··· GIVEN ENTRIES ···
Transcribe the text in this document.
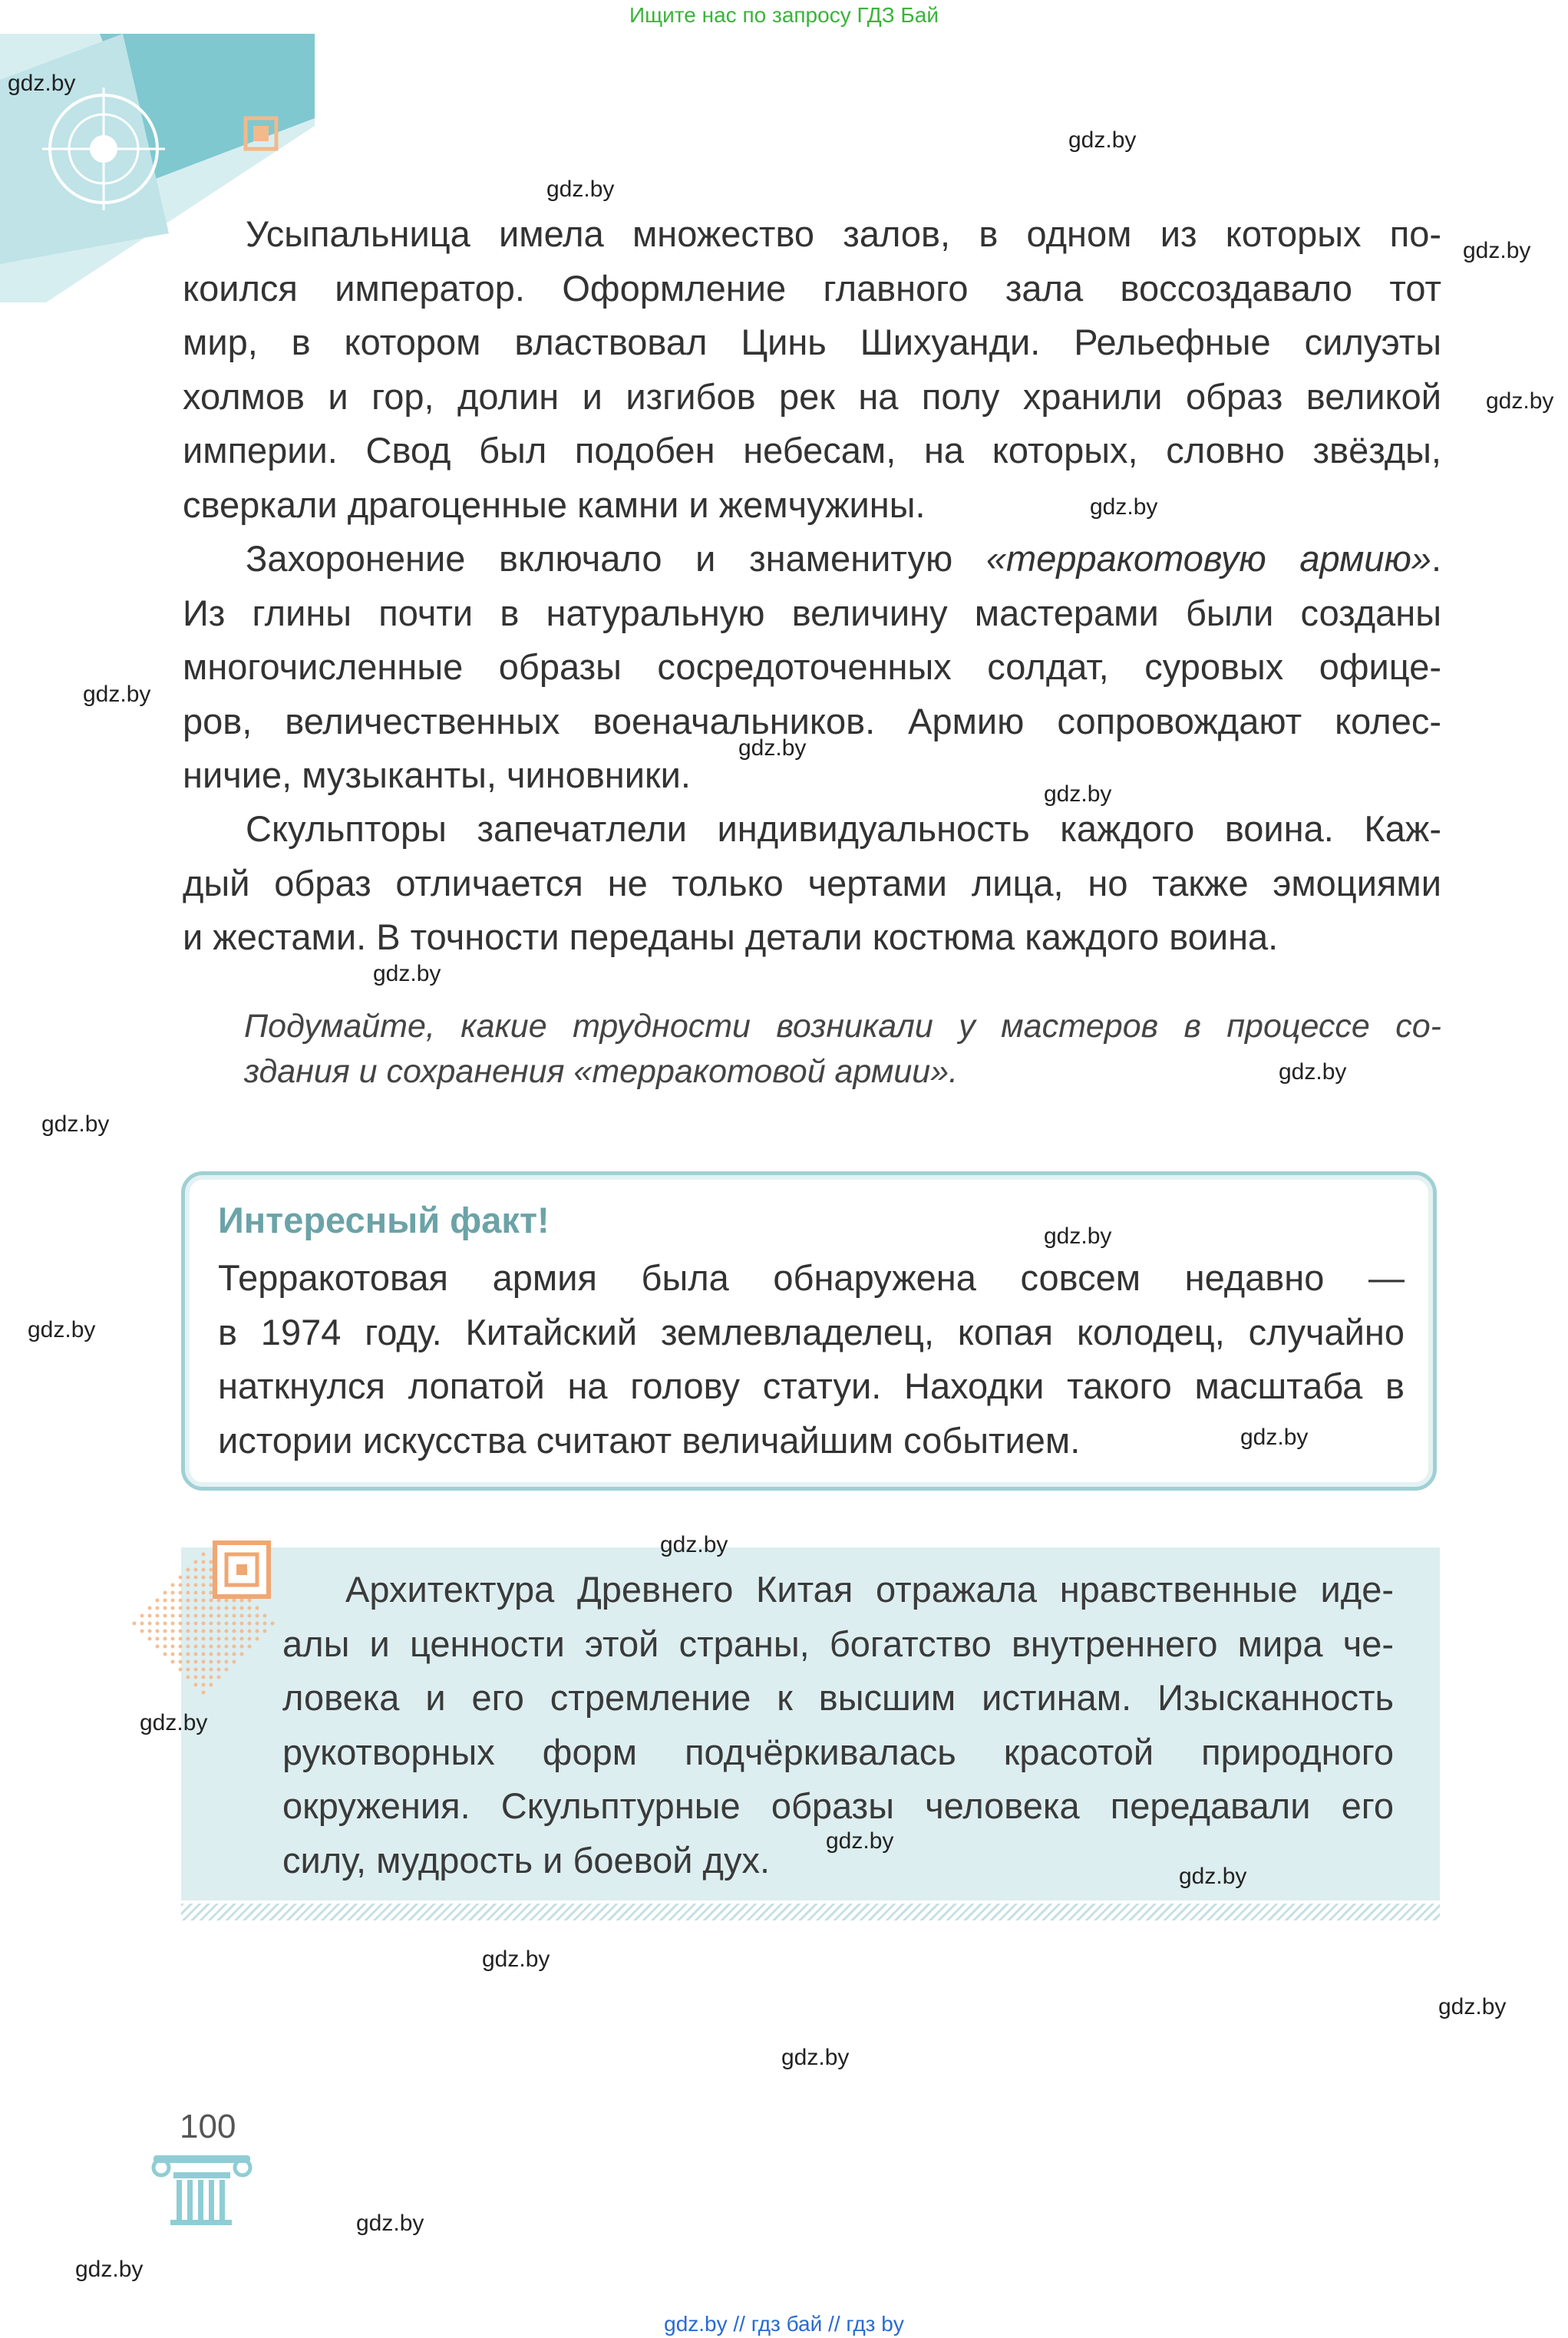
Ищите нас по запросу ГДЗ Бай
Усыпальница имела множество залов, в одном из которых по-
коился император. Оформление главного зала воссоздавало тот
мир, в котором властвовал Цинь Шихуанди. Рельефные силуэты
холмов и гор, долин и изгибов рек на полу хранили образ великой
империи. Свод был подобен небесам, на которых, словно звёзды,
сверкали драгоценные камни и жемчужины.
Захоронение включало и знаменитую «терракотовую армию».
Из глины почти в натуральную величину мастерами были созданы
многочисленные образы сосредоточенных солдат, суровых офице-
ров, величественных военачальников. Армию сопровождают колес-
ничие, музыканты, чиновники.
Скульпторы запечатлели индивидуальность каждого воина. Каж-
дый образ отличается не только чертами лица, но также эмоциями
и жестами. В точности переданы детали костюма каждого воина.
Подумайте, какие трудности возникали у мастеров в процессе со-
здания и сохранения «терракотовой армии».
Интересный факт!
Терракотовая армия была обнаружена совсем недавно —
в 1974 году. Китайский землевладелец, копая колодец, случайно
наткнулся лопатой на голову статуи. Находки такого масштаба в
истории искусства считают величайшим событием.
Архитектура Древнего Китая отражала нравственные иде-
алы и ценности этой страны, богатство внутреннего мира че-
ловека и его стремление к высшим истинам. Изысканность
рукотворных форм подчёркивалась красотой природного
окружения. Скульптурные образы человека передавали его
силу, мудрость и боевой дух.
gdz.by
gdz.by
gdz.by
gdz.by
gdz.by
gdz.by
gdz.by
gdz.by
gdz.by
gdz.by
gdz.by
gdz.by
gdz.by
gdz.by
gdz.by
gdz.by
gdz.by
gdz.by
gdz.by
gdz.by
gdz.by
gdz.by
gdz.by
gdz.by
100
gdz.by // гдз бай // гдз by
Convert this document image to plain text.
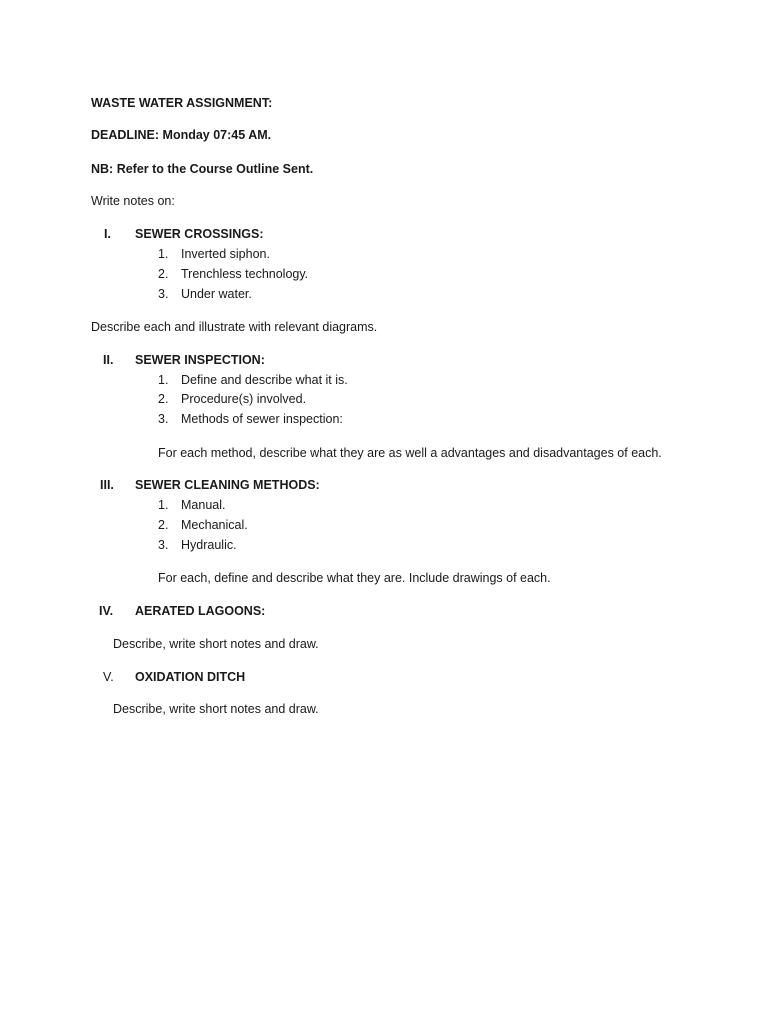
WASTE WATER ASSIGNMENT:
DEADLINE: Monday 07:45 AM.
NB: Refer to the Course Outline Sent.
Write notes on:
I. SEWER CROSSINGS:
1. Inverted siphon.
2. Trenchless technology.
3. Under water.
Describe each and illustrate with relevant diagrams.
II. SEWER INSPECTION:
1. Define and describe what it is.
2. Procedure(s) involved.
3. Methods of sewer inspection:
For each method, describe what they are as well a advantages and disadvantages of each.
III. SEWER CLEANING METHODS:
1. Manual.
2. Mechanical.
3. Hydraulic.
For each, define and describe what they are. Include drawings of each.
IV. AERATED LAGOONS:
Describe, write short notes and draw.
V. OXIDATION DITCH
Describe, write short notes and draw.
···
> [EXERCISE GOAL]: Tell how many lines in the records above contain "this", giving the number and no other words.

> [SOLUTION TO THE EXERCISE]: 2